Rewrite the listing below, changing every "donut-label" to "ring-label" and leaving everything else as it is.

══ Given records

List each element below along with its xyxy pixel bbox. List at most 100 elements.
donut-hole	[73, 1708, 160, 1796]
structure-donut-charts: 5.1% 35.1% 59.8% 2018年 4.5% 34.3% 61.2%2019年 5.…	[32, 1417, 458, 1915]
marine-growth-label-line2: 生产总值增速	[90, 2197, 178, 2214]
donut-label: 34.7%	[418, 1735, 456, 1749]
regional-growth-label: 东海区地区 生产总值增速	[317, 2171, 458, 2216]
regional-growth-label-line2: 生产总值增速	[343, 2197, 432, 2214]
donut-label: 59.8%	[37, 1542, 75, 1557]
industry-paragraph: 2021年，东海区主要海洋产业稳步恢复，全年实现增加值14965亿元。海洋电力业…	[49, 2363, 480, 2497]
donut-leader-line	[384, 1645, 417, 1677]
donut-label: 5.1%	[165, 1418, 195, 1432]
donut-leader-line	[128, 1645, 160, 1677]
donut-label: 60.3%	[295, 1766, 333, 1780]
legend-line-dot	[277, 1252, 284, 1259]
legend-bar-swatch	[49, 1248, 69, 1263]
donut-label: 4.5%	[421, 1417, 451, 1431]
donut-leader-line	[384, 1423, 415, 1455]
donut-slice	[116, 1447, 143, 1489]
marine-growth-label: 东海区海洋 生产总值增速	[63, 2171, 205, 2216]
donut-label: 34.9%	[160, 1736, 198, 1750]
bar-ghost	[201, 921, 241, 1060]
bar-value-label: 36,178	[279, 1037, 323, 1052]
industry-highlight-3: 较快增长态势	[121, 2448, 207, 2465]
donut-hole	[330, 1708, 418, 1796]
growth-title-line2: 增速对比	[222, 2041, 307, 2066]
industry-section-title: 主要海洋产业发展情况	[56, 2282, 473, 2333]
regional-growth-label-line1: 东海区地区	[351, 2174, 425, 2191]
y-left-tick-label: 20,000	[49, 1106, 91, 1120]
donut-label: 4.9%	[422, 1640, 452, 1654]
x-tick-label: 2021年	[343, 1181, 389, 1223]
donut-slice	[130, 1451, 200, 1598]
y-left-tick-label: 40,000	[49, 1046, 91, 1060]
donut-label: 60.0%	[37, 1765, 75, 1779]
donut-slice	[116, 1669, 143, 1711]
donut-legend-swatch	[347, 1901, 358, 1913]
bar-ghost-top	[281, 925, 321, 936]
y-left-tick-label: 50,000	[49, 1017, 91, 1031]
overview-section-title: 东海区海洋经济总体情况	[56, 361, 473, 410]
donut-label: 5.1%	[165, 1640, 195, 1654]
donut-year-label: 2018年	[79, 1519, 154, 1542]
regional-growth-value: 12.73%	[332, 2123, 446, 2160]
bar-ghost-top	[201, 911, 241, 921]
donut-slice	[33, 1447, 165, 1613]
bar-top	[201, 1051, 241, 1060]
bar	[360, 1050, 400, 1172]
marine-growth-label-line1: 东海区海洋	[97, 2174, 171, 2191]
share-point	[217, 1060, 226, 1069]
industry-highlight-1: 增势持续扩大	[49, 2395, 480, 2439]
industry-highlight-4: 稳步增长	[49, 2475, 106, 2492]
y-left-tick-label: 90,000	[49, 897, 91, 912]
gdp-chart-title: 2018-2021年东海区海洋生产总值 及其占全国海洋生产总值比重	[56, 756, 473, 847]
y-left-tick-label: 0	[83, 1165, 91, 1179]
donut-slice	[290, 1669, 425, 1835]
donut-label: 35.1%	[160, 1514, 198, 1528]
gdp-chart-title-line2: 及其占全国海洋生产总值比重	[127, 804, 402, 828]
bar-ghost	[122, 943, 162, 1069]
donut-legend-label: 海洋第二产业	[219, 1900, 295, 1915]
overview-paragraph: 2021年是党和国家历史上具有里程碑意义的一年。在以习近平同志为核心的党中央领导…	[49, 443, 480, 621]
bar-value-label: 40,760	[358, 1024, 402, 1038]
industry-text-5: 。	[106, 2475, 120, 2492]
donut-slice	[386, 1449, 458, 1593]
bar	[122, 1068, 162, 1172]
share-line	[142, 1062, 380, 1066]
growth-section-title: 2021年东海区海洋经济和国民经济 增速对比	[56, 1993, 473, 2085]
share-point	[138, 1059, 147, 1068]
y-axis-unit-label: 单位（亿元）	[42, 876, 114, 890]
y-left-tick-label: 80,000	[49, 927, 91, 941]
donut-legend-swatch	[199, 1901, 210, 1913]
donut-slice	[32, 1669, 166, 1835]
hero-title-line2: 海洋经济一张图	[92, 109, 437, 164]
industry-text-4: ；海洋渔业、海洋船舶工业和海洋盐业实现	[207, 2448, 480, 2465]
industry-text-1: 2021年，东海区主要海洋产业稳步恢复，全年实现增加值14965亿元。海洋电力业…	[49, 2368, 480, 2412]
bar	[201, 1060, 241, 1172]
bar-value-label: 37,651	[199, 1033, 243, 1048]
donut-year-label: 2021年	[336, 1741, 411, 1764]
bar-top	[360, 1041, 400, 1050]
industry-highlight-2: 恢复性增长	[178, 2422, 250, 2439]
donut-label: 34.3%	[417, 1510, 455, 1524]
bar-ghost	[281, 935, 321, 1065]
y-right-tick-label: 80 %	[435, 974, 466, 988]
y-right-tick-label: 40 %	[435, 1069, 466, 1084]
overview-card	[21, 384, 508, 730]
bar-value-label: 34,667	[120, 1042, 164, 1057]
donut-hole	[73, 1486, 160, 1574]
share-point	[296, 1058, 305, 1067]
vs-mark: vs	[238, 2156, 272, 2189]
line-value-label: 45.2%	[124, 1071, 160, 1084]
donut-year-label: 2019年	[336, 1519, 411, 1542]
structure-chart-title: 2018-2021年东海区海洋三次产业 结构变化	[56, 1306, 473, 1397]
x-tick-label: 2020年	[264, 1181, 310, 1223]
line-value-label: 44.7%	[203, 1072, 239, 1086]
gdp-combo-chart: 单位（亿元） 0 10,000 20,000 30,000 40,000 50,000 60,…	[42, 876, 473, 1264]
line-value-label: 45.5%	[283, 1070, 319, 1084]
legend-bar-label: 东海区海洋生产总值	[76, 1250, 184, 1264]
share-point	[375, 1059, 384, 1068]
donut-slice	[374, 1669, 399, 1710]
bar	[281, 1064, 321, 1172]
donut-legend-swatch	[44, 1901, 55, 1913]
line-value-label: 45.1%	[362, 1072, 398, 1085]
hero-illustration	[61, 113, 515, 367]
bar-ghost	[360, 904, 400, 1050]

════

- Exercise response
List each element below along with its xyxy pixel bbox. List at most 100 elements.
donut-hole	[73, 1708, 160, 1796]
structure-donut-charts: 5.1% 35.1% 59.8% 2018年 4.5% 34.3% 61.2%2019年 5.…	[32, 1417, 458, 1915]
marine-growth-label-line2: 生产总值增速	[90, 2197, 178, 2214]
ring-label: 34.7%	[418, 1735, 456, 1749]
regional-growth-label: 东海区地区 生产总值增速	[317, 2171, 458, 2216]
regional-growth-label-line2: 生产总值增速	[343, 2197, 432, 2214]
ring-label: 59.8%	[37, 1542, 75, 1557]
industry-paragraph: 2021年，东海区主要海洋产业稳步恢复，全年实现增加值14965亿元。海洋电力业…	[49, 2363, 480, 2497]
donut-leader-line	[384, 1645, 417, 1677]
ring-label: 5.1%	[165, 1418, 195, 1432]
donut-leader-line	[128, 1645, 160, 1677]
ring-label: 60.3%	[295, 1766, 333, 1780]
legend-line-dot	[277, 1252, 284, 1259]
legend-bar-swatch	[49, 1248, 69, 1263]
ring-label: 4.5%	[421, 1417, 451, 1431]
donut-leader-line	[384, 1423, 415, 1455]
donut-slice	[116, 1447, 143, 1489]
marine-growth-label: 东海区海洋 生产总值增速	[63, 2171, 205, 2216]
ring-label: 34.9%	[160, 1736, 198, 1750]
bar-ghost	[201, 921, 241, 1060]
bar-value-label: 36,178	[279, 1037, 323, 1052]
industry-highlight-3: 较快增长态势	[121, 2448, 207, 2465]
donut-hole	[330, 1708, 418, 1796]
growth-title-line2: 增速对比	[222, 2041, 307, 2066]
industry-section-title: 主要海洋产业发展情况	[56, 2282, 473, 2333]
regional-growth-label-line1: 东海区地区	[351, 2174, 425, 2191]
y-left-tick-label: 20,000	[49, 1106, 91, 1120]
ring-label: 4.9%	[422, 1640, 452, 1654]
x-tick-label: 2021年	[343, 1181, 389, 1223]
donut-slice	[130, 1451, 200, 1598]
y-left-tick-label: 40,000	[49, 1046, 91, 1060]
ring-label: 60.0%	[37, 1765, 75, 1779]
donut-slice	[116, 1669, 143, 1711]
donut-legend-swatch	[347, 1901, 358, 1913]
bar-ghost-top	[281, 925, 321, 936]
y-left-tick-label: 50,000	[49, 1017, 91, 1031]
overview-section-title: 东海区海洋经济总体情况	[56, 361, 473, 410]
ring-label: 5.1%	[165, 1640, 195, 1654]
donut-year-label: 2018年	[79, 1519, 154, 1542]
regional-growth-value: 12.73%	[332, 2123, 446, 2160]
bar-ghost-top	[201, 911, 241, 921]
donut-slice	[33, 1447, 165, 1613]
bar-top	[201, 1051, 241, 1060]
bar	[360, 1050, 400, 1172]
marine-growth-label-line1: 东海区海洋	[97, 2174, 171, 2191]
share-point	[217, 1060, 226, 1069]
industry-highlight-1: 增势持续扩大	[49, 2395, 480, 2439]
industry-highlight-4: 稳步增长	[49, 2475, 106, 2492]
y-left-tick-label: 90,000	[49, 897, 91, 912]
gdp-chart-title: 2018-2021年东海区海洋生产总值 及其占全国海洋生产总值比重	[56, 756, 473, 847]
y-left-tick-label: 0	[83, 1165, 91, 1179]
donut-slice	[290, 1669, 425, 1835]
ring-label: 35.1%	[160, 1514, 198, 1528]
gdp-chart-title-line2: 及其占全国海洋生产总值比重	[127, 804, 402, 828]
bar-ghost	[122, 943, 162, 1069]
donut-legend-label: 海洋第二产业	[219, 1900, 295, 1915]
overview-paragraph: 2021年是党和国家历史上具有里程碑意义的一年。在以习近平同志为核心的党中央领导…	[49, 443, 480, 621]
bar-value-label: 40,760	[358, 1024, 402, 1038]
industry-text-5: 。	[106, 2475, 120, 2492]
donut-slice	[386, 1449, 458, 1593]
bar	[122, 1068, 162, 1172]
share-line	[142, 1062, 380, 1066]
growth-section-title: 2021年东海区海洋经济和国民经济 增速对比	[56, 1993, 473, 2085]
share-point	[138, 1059, 147, 1068]
y-axis-unit-label: 单位（亿元）	[42, 876, 114, 890]
y-left-tick-label: 80,000	[49, 927, 91, 941]
donut-legend-swatch	[199, 1901, 210, 1913]
donut-slice	[32, 1669, 166, 1835]
hero-title-line2: 海洋经济一张图	[92, 109, 437, 164]
industry-text-4: ；海洋渔业、海洋船舶工业和海洋盐业实现	[207, 2448, 480, 2465]
industry-text-1: 2021年，东海区主要海洋产业稳步恢复，全年实现增加值14965亿元。海洋电力业…	[49, 2368, 480, 2412]
bar	[201, 1060, 241, 1172]
bar-value-label: 37,651	[199, 1033, 243, 1048]
donut-year-label: 2021年	[336, 1741, 411, 1764]
bar-top	[360, 1041, 400, 1050]
industry-highlight-2: 恢复性增长	[178, 2422, 250, 2439]
ring-label: 34.3%	[417, 1510, 455, 1524]
bar-ghost	[281, 935, 321, 1065]
y-right-tick-label: 80 %	[435, 974, 466, 988]
y-right-tick-label: 40 %	[435, 1069, 466, 1084]
overview-card	[21, 384, 508, 730]
bar-value-label: 34,667	[120, 1042, 164, 1057]
donut-hole	[73, 1486, 160, 1574]
share-point	[296, 1058, 305, 1067]
vs-mark: vs	[238, 2156, 272, 2189]
line-value-label: 45.2%	[124, 1071, 160, 1084]
donut-year-label: 2019年	[336, 1519, 411, 1542]
structure-chart-title: 2018-2021年东海区海洋三次产业 结构变化	[56, 1306, 473, 1397]
x-tick-label: 2020年	[264, 1181, 310, 1223]
line-value-label: 44.7%	[203, 1072, 239, 1086]
gdp-combo-chart: 单位（亿元） 0 10,000 20,000 30,000 40,000 50,000 60,…	[42, 876, 473, 1264]
line-value-label: 45.5%	[283, 1070, 319, 1084]
legend-bar-label: 东海区海洋生产总值	[76, 1250, 184, 1264]
share-point	[375, 1059, 384, 1068]
donut-slice	[374, 1669, 399, 1710]
bar	[281, 1064, 321, 1172]
donut-legend-swatch	[44, 1901, 55, 1913]
line-value-label: 45.1%	[362, 1072, 398, 1085]
hero-illustration	[61, 113, 515, 367]
bar-ghost	[360, 904, 400, 1050]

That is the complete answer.